• [What to do] Write out all of the entries exactly, please.

------------------------------------

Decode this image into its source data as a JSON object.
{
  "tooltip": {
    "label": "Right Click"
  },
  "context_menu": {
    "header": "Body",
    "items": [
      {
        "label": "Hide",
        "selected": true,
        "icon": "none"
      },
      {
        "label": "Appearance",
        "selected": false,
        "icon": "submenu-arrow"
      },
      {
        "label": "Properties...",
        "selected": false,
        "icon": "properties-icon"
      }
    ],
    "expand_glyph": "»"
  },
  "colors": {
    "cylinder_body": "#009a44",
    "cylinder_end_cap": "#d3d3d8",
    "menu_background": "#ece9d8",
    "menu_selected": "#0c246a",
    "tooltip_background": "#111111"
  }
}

------------------------------------

• [Reply to the task]
Decode this image into its source data as a JSON object.
{
  "tooltip": {
    "label": "Right Click"
  },
  "context_menu": {
    "header": "Body",
    "items": [
      {
        "label": "Hide",
        "selected": true,
        "icon": "none"
      },
      {
        "label": "Appearance",
        "selected": false,
        "icon": "submenu-arrow"
      },
      {
        "label": "Properties...",
        "selected": false,
        "icon": "properties-icon"
      }
    ],
    "expand_glyph": "»"
  },
  "colors": {
    "cylinder_body": "#009a44",
    "cylinder_end_cap": "#d3d3d8",
    "menu_background": "#ece9d8",
    "menu_selected": "#0c246a",
    "tooltip_background": "#111111"
  }
}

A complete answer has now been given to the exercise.